What is expected -> Every record should be repeated exactly, except that pictures are left out.
=-=-=
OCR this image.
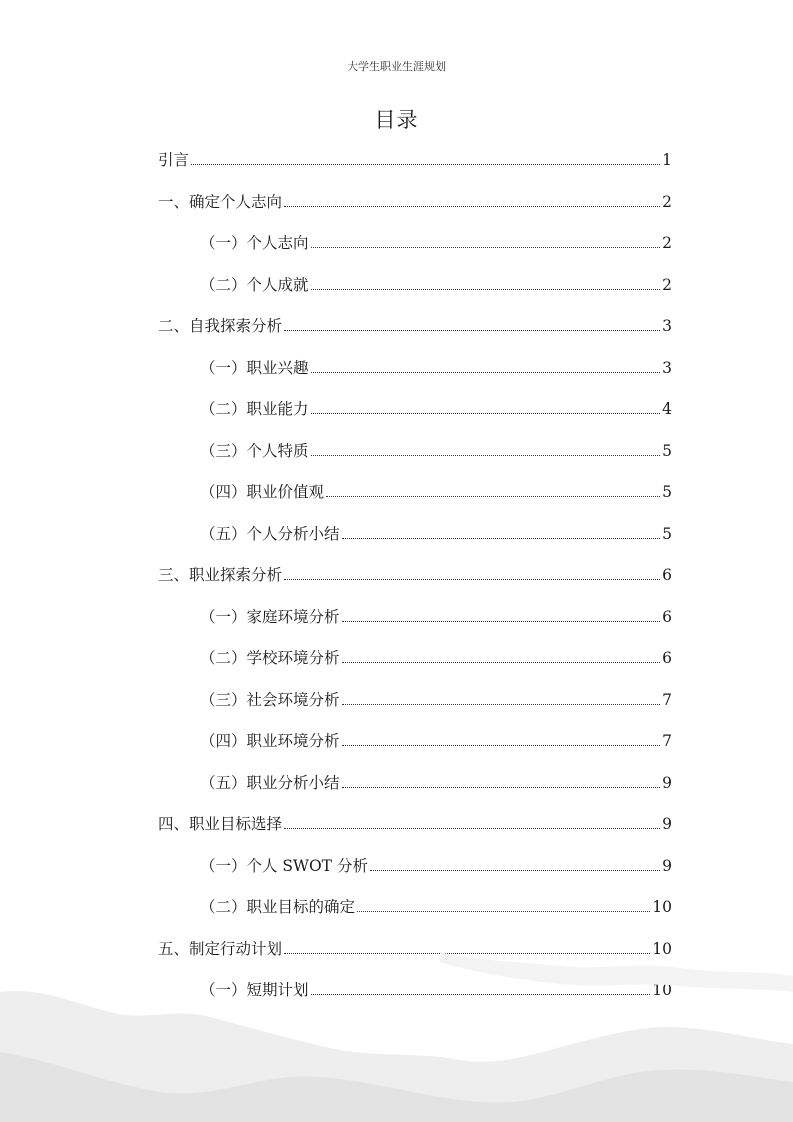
大学生职业生涯规划
目录
引言	1
一、确定个人志向	2
（一）个人志向	2
（二）个人成就	2
二、自我探索分析	3
（一）职业兴趣	3
（二）职业能力	4
（三）个人特质	5
（四）职业价值观	5
（五）个人分析小结	5
三、职业探索分析	6
（一）家庭环境分析	6
（二）学校环境分析	6
（三）社会环境分析	7
（四）职业环境分析	7
（五）职业分析小结	9
四、职业目标选择	9
（一）个人 SWOT 分析	9
（二）职业目标的确定	10
五、制定行动计划	10
（一）短期计划	10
=-=-=
Final answer ->
OCR this image.
大学生职业生涯规划
目录
引言	1
一、确定个人志向	2
（一）个人志向	2
（二）个人成就	2
二、自我探索分析	3
（一）职业兴趣	3
（二）职业能力	4
（三）个人特质	5
（四）职业价值观	5
（五）个人分析小结	5
三、职业探索分析	6
（一）家庭环境分析	6
（二）学校环境分析	6
（三）社会环境分析	7
（四）职业环境分析	7
（五）职业分析小结	9
四、职业目标选择	9
（一）个人 SWOT 分析	9
（二）职业目标的确定	10
五、制定行动计划	10
（一）短期计划	10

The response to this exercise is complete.